* INPUT FOR THIS TASK:
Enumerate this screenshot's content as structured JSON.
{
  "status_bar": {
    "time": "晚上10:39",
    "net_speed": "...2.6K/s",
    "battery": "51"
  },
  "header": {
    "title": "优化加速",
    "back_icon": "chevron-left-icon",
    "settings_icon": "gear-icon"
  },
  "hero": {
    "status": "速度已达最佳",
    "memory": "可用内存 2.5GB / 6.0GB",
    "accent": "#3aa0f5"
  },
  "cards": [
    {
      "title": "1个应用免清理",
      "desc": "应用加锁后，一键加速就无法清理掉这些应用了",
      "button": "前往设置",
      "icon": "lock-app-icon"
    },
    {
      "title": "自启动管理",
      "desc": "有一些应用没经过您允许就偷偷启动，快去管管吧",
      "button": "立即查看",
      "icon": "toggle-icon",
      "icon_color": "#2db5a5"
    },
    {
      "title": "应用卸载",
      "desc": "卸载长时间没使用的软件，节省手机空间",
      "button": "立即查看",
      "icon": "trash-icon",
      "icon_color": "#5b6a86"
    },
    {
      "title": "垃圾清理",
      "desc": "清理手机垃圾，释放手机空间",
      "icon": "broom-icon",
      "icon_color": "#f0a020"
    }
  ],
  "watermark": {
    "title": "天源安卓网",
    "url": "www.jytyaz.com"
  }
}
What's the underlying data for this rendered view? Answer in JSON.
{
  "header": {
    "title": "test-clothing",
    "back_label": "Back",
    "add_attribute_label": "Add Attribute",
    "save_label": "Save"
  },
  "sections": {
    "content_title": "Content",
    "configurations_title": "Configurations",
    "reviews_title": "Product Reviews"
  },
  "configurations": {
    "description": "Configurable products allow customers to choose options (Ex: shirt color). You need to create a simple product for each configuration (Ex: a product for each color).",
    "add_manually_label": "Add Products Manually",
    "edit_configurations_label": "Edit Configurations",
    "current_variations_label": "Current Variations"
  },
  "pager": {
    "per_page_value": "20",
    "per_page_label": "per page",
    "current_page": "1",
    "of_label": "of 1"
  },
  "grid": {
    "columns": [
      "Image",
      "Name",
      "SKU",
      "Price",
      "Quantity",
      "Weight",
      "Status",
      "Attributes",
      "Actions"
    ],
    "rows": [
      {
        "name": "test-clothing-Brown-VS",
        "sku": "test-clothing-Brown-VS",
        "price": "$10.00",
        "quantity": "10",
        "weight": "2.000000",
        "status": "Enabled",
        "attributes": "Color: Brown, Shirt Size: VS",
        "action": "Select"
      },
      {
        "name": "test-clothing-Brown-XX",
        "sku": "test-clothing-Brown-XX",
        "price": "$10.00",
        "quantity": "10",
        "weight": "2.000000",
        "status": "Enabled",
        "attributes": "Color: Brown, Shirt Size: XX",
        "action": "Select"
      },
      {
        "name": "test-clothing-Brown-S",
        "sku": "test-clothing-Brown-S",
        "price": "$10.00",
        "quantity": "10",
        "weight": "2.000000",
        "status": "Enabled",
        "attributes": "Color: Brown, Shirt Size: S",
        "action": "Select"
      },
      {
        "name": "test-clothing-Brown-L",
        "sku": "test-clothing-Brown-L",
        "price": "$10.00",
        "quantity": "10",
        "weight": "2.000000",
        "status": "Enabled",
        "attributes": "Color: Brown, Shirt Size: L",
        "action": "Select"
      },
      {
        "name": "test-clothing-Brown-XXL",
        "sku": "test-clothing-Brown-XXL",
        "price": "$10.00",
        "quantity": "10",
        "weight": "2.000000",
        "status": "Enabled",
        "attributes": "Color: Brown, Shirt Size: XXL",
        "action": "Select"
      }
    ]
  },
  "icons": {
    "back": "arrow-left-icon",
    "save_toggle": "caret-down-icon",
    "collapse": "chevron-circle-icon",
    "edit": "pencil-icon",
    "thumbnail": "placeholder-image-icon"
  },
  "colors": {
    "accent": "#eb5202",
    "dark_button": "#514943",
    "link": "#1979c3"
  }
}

* WHAT YOU SHOULD DO: Copy out every line of the data above, exactly as given.

* COMPLETE OUTPUT:
Enumerate this screenshot's content as structured JSON.
{
  "status_bar": {
    "time": "晚上10:39",
    "net_speed": "...2.6K/s",
    "battery": "51"
  },
  "header": {
    "title": "优化加速",
    "back_icon": "chevron-left-icon",
    "settings_icon": "gear-icon"
  },
  "hero": {
    "status": "速度已达最佳",
    "memory": "可用内存 2.5GB / 6.0GB",
    "accent": "#3aa0f5"
  },
  "cards": [
    {
      "title": "1个应用免清理",
      "desc": "应用加锁后，一键加速就无法清理掉这些应用了",
      "button": "前往设置",
      "icon": "lock-app-icon"
    },
    {
      "title": "自启动管理",
      "desc": "有一些应用没经过您允许就偷偷启动，快去管管吧",
      "button": "立即查看",
      "icon": "toggle-icon",
      "icon_color": "#2db5a5"
    },
    {
      "title": "应用卸载",
      "desc": "卸载长时间没使用的软件，节省手机空间",
      "button": "立即查看",
      "icon": "trash-icon",
      "icon_color": "#5b6a86"
    },
    {
      "title": "垃圾清理",
      "desc": "清理手机垃圾，释放手机空间",
      "icon": "broom-icon",
      "icon_color": "#f0a020"
    }
  ],
  "watermark": {
    "title": "天源安卓网",
    "url": "www.jytyaz.com"
  }
}
What's the underlying data for this rendered view? Answer in JSON.
{
  "header": {
    "title": "test-clothing",
    "back_label": "Back",
    "add_attribute_label": "Add Attribute",
    "save_label": "Save"
  },
  "sections": {
    "content_title": "Content",
    "configurations_title": "Configurations",
    "reviews_title": "Product Reviews"
  },
  "configurations": {
    "description": "Configurable products allow customers to choose options (Ex: shirt color). You need to create a simple product for each configuration (Ex: a product for each color).",
    "add_manually_label": "Add Products Manually",
    "edit_configurations_label": "Edit Configurations",
    "current_variations_label": "Current Variations"
  },
  "pager": {
    "per_page_value": "20",
    "per_page_label": "per page",
    "current_page": "1",
    "of_label": "of 1"
  },
  "grid": {
    "columns": [
      "Image",
      "Name",
      "SKU",
      "Price",
      "Quantity",
      "Weight",
      "Status",
      "Attributes",
      "Actions"
    ],
    "rows": [
      {
        "name": "test-clothing-Brown-VS",
        "sku": "test-clothing-Brown-VS",
        "price": "$10.00",
        "quantity": "10",
        "weight": "2.000000",
        "status": "Enabled",
        "attributes": "Color: Brown, Shirt Size: VS",
        "action": "Select"
      },
      {
        "name": "test-clothing-Brown-XX",
        "sku": "test-clothing-Brown-XX",
        "price": "$10.00",
        "quantity": "10",
        "weight": "2.000000",
        "status": "Enabled",
        "attributes": "Color: Brown, Shirt Size: XX",
        "action": "Select"
      },
      {
        "name": "test-clothing-Brown-S",
        "sku": "test-clothing-Brown-S",
        "price": "$10.00",
        "quantity": "10",
        "weight": "2.000000",
        "status": "Enabled",
        "attributes": "Color: Brown, Shirt Size: S",
        "action": "Select"
      },
      {
        "name": "test-clothing-Brown-L",
        "sku": "test-clothing-Brown-L",
        "price": "$10.00",
        "quantity": "10",
        "weight": "2.000000",
        "status": "Enabled",
        "attributes": "Color: Brown, Shirt Size: L",
        "action": "Select"
      },
      {
        "name": "test-clothing-Brown-XXL",
        "sku": "test-clothing-Brown-XXL",
        "price": "$10.00",
        "quantity": "10",
        "weight": "2.000000",
        "status": "Enabled",
        "attributes": "Color: Brown, Shirt Size: XXL",
        "action": "Select"
      }
    ]
  },
  "icons": {
    "back": "arrow-left-icon",
    "save_toggle": "caret-down-icon",
    "collapse": "chevron-circle-icon",
    "edit": "pencil-icon",
    "thumbnail": "placeholder-image-icon"
  },
  "colors": {
    "accent": "#eb5202",
    "dark_button": "#514943",
    "link": "#1979c3"
  }
}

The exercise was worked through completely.